Task to complete - Every line holding the string "title" should be gathered.

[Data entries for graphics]
--- --- ---

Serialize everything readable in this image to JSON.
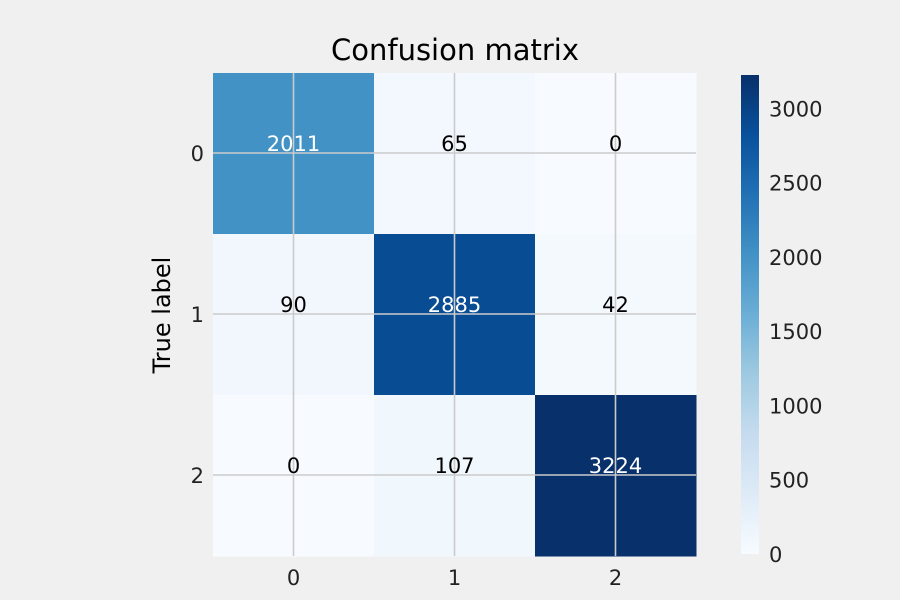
{
  "chart_data": {
    "type": "heatmap",
    "title": "Confusion matrix",
    "ylabel": "True label",
    "xlabel": "",
    "x_categories": [
      "0",
      "1",
      "2"
    ],
    "y_categories": [
      "0",
      "1",
      "2"
    ],
    "values": [
      [
        2011,
        65,
        0
      ],
      [
        90,
        2885,
        42
      ],
      [
        0,
        107,
        3224
      ]
    ],
    "colormap": "Blues",
    "vmin": 0,
    "vmax": 3224,
    "colorbar_ticks": [
      0,
      500,
      1000,
      1500,
      2000,
      2500,
      3000
    ],
    "grid": true,
    "colors": {
      "background": "#f0f0f0",
      "grid": "#cbcbcb",
      "light_text": "#ffffff",
      "dark_text": "#000000"
    }
  }
}
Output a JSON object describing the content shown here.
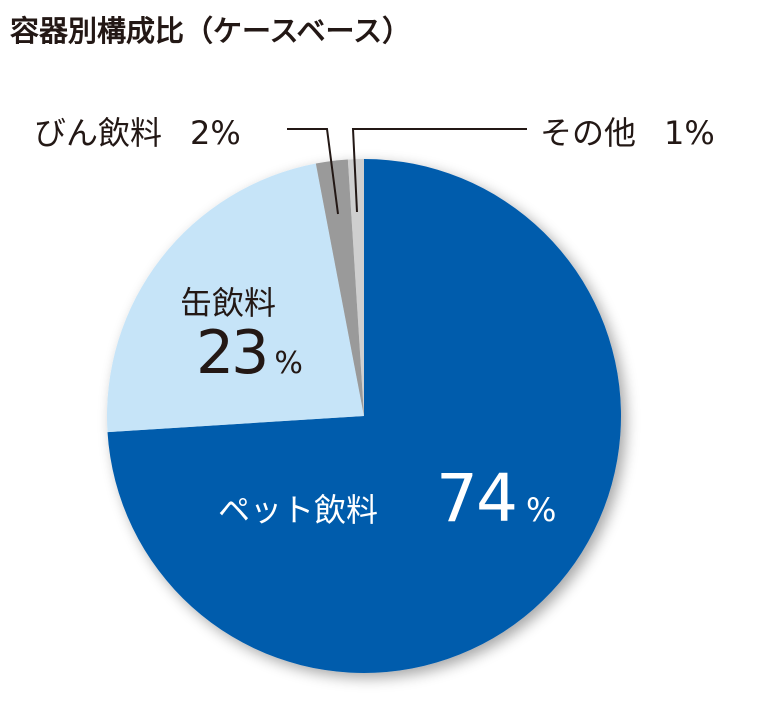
{
  "chart_data": {
    "type": "pie",
    "title": "容器別構成比（ケースベース）",
    "start": "top",
    "direction": "clockwise",
    "slices": [
      {
        "label": "ペット飲料",
        "value": 74,
        "display": "74",
        "unit": "%",
        "color": "#005bac"
      },
      {
        "label": "缶飲料",
        "value": 23,
        "display": "23",
        "unit": "%",
        "color": "#c6e4f8"
      },
      {
        "label": "びん飲料",
        "value": 2,
        "display": "2%",
        "color": "#9a9a9a"
      },
      {
        "label": "その他",
        "value": 1,
        "display": "1%",
        "color": "#cfcfcf"
      }
    ]
  }
}
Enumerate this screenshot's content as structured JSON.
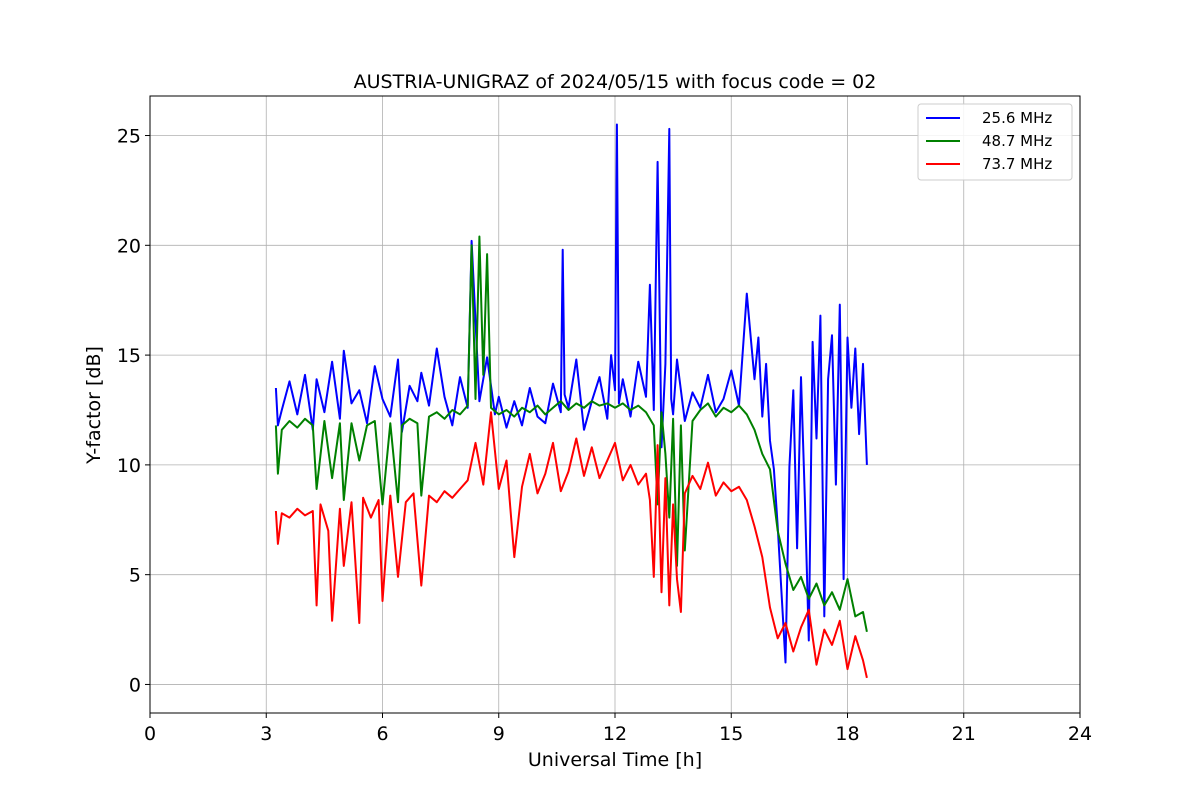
{
  "chart_data": {
    "type": "line",
    "title": "AUSTRIA-UNIGRAZ of 2024/05/15 with focus code = 02",
    "xlabel": "Universal Time [h]",
    "ylabel": "Y-factor [dB]",
    "xlim": [
      0,
      24
    ],
    "ylim": [
      -1.3,
      26.8
    ],
    "xticks": [
      0,
      3,
      6,
      9,
      12,
      15,
      18,
      21,
      24
    ],
    "yticks": [
      0,
      5,
      10,
      15,
      20,
      25
    ],
    "x_tick_labels": [
      "0",
      "3",
      "6",
      "9",
      "12",
      "15",
      "18",
      "21",
      "24"
    ],
    "y_tick_labels": [
      "0",
      "5",
      "10",
      "15",
      "20",
      "25"
    ],
    "grid": true,
    "legend_position": "top-right",
    "series": [
      {
        "name": "25.6 MHz",
        "color": "#0000ff",
        "x": [
          3.25,
          3.3,
          3.4,
          3.6,
          3.8,
          4.0,
          4.2,
          4.3,
          4.5,
          4.7,
          4.9,
          5.0,
          5.2,
          5.4,
          5.6,
          5.8,
          6.0,
          6.2,
          6.4,
          6.5,
          6.7,
          6.9,
          7.0,
          7.2,
          7.4,
          7.6,
          7.8,
          8.0,
          8.2,
          8.3,
          8.5,
          8.7,
          8.9,
          9.0,
          9.2,
          9.4,
          9.6,
          9.8,
          10.0,
          10.2,
          10.4,
          10.6,
          10.65,
          10.7,
          10.8,
          11.0,
          11.2,
          11.4,
          11.6,
          11.8,
          11.9,
          12.0,
          12.05,
          12.1,
          12.2,
          12.4,
          12.6,
          12.8,
          12.9,
          13.0,
          13.1,
          13.2,
          13.3,
          13.4,
          13.45,
          13.5,
          13.6,
          13.8,
          14.0,
          14.2,
          14.4,
          14.6,
          14.8,
          15.0,
          15.2,
          15.4,
          15.6,
          15.7,
          15.8,
          15.9,
          16.0,
          16.1,
          16.2,
          16.3,
          16.4,
          16.5,
          16.6,
          16.7,
          16.8,
          16.9,
          17.0,
          17.1,
          17.2,
          17.3,
          17.4,
          17.5,
          17.6,
          17.7,
          17.8,
          17.9,
          18.0,
          18.1,
          18.2,
          18.3,
          18.4,
          18.5
        ],
        "y": [
          13.5,
          11.8,
          12.5,
          13.8,
          12.3,
          14.1,
          11.6,
          13.9,
          12.4,
          14.7,
          12.1,
          15.2,
          12.8,
          13.4,
          11.9,
          14.5,
          13.0,
          12.2,
          14.8,
          11.5,
          13.6,
          12.9,
          14.2,
          12.7,
          15.3,
          13.1,
          11.8,
          14.0,
          12.6,
          20.2,
          12.9,
          14.9,
          12.3,
          13.1,
          11.7,
          12.9,
          11.8,
          13.5,
          12.2,
          11.9,
          13.7,
          12.4,
          19.8,
          13.2,
          12.6,
          14.8,
          11.6,
          12.9,
          14.0,
          12.1,
          15.0,
          13.4,
          25.5,
          12.8,
          13.9,
          12.2,
          14.7,
          13.1,
          18.2,
          12.5,
          23.8,
          10.8,
          14.6,
          25.3,
          13.0,
          12.3,
          14.8,
          12.0,
          13.3,
          12.6,
          14.1,
          12.4,
          13.0,
          14.3,
          12.7,
          17.8,
          13.9,
          15.8,
          12.2,
          14.6,
          11.1,
          9.8,
          7.2,
          4.1,
          1.0,
          9.9,
          13.4,
          6.2,
          14.0,
          8.4,
          2.0,
          15.6,
          11.2,
          16.8,
          3.1,
          13.9,
          15.9,
          9.1,
          17.3,
          4.8,
          15.8,
          12.6,
          15.3,
          11.4,
          14.6,
          10.0
        ]
      },
      {
        "name": "48.7 MHz",
        "color": "#008000",
        "x": [
          3.25,
          3.3,
          3.4,
          3.6,
          3.8,
          4.0,
          4.2,
          4.3,
          4.5,
          4.7,
          4.9,
          5.0,
          5.2,
          5.4,
          5.6,
          5.8,
          6.0,
          6.2,
          6.4,
          6.5,
          6.7,
          6.9,
          7.0,
          7.2,
          7.4,
          7.6,
          7.8,
          8.0,
          8.2,
          8.3,
          8.4,
          8.5,
          8.6,
          8.7,
          8.8,
          9.0,
          9.2,
          9.4,
          9.6,
          9.8,
          10.0,
          10.2,
          10.4,
          10.6,
          10.8,
          11.0,
          11.2,
          11.4,
          11.6,
          11.8,
          12.0,
          12.2,
          12.4,
          12.6,
          12.8,
          13.0,
          13.1,
          13.2,
          13.3,
          13.4,
          13.5,
          13.6,
          13.7,
          13.8,
          14.0,
          14.2,
          14.4,
          14.6,
          14.8,
          15.0,
          15.2,
          15.4,
          15.6,
          15.8,
          16.0,
          16.2,
          16.4,
          16.6,
          16.8,
          17.0,
          17.2,
          17.4,
          17.6,
          17.8,
          18.0,
          18.2,
          18.4,
          18.5
        ],
        "y": [
          11.8,
          9.6,
          11.6,
          12.0,
          11.7,
          12.1,
          11.8,
          8.9,
          12.0,
          9.4,
          11.9,
          8.4,
          11.9,
          10.2,
          11.8,
          12.0,
          8.2,
          11.9,
          8.3,
          11.8,
          12.1,
          11.9,
          8.6,
          12.2,
          12.4,
          12.1,
          12.5,
          12.3,
          12.7,
          20.0,
          13.0,
          20.4,
          14.1,
          19.6,
          12.6,
          12.3,
          12.5,
          12.2,
          12.6,
          12.4,
          12.7,
          12.3,
          12.6,
          12.9,
          12.5,
          12.8,
          12.6,
          12.9,
          12.7,
          12.8,
          12.6,
          12.8,
          12.5,
          12.7,
          12.4,
          11.8,
          8.2,
          12.4,
          10.5,
          7.6,
          12.1,
          5.4,
          11.8,
          6.1,
          12.0,
          12.5,
          12.8,
          12.2,
          12.6,
          12.4,
          12.7,
          12.3,
          11.6,
          10.5,
          9.8,
          7.0,
          5.5,
          4.3,
          4.9,
          3.9,
          4.6,
          3.6,
          4.2,
          3.4,
          4.8,
          3.1,
          3.3,
          2.4
        ]
      },
      {
        "name": "73.7 MHz",
        "color": "#ff0000",
        "x": [
          3.25,
          3.3,
          3.4,
          3.6,
          3.8,
          4.0,
          4.2,
          4.3,
          4.4,
          4.6,
          4.7,
          4.9,
          5.0,
          5.2,
          5.4,
          5.5,
          5.7,
          5.9,
          6.0,
          6.2,
          6.4,
          6.6,
          6.8,
          7.0,
          7.2,
          7.4,
          7.6,
          7.8,
          8.0,
          8.2,
          8.4,
          8.6,
          8.8,
          9.0,
          9.2,
          9.4,
          9.6,
          9.8,
          10.0,
          10.2,
          10.4,
          10.6,
          10.8,
          11.0,
          11.2,
          11.4,
          11.6,
          11.8,
          12.0,
          12.2,
          12.4,
          12.6,
          12.8,
          12.9,
          13.0,
          13.1,
          13.2,
          13.3,
          13.4,
          13.5,
          13.6,
          13.7,
          13.8,
          14.0,
          14.2,
          14.4,
          14.6,
          14.8,
          15.0,
          15.2,
          15.4,
          15.6,
          15.8,
          16.0,
          16.2,
          16.4,
          16.6,
          16.8,
          17.0,
          17.2,
          17.4,
          17.6,
          17.8,
          18.0,
          18.2,
          18.4,
          18.5
        ],
        "y": [
          7.9,
          6.4,
          7.8,
          7.6,
          8.0,
          7.7,
          7.9,
          3.6,
          8.2,
          7.0,
          2.9,
          8.0,
          5.4,
          8.3,
          2.8,
          8.5,
          7.6,
          8.4,
          3.8,
          8.6,
          4.9,
          8.3,
          8.7,
          4.5,
          8.6,
          8.3,
          8.8,
          8.5,
          8.9,
          9.3,
          11.0,
          9.1,
          12.4,
          8.9,
          10.2,
          5.8,
          9.0,
          10.5,
          8.7,
          9.6,
          11.0,
          8.8,
          9.7,
          11.2,
          9.5,
          10.8,
          9.4,
          10.2,
          11.0,
          9.3,
          10.0,
          9.1,
          9.6,
          8.4,
          4.9,
          10.9,
          4.2,
          9.4,
          3.6,
          8.2,
          4.8,
          3.3,
          8.7,
          9.5,
          8.9,
          10.1,
          8.6,
          9.2,
          8.8,
          9.0,
          8.4,
          7.2,
          5.8,
          3.5,
          2.1,
          2.8,
          1.5,
          2.6,
          3.4,
          0.9,
          2.5,
          1.8,
          2.9,
          0.7,
          2.2,
          1.1,
          0.3
        ]
      }
    ]
  }
}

--- --- ---

Written reply -
    "title": "Confusion matrix",
    "title": "容器別構成比（ケースベース）",
    "title": "AUSTRIA-UNIGRAZ of 2024/05/15 with focus code = 02",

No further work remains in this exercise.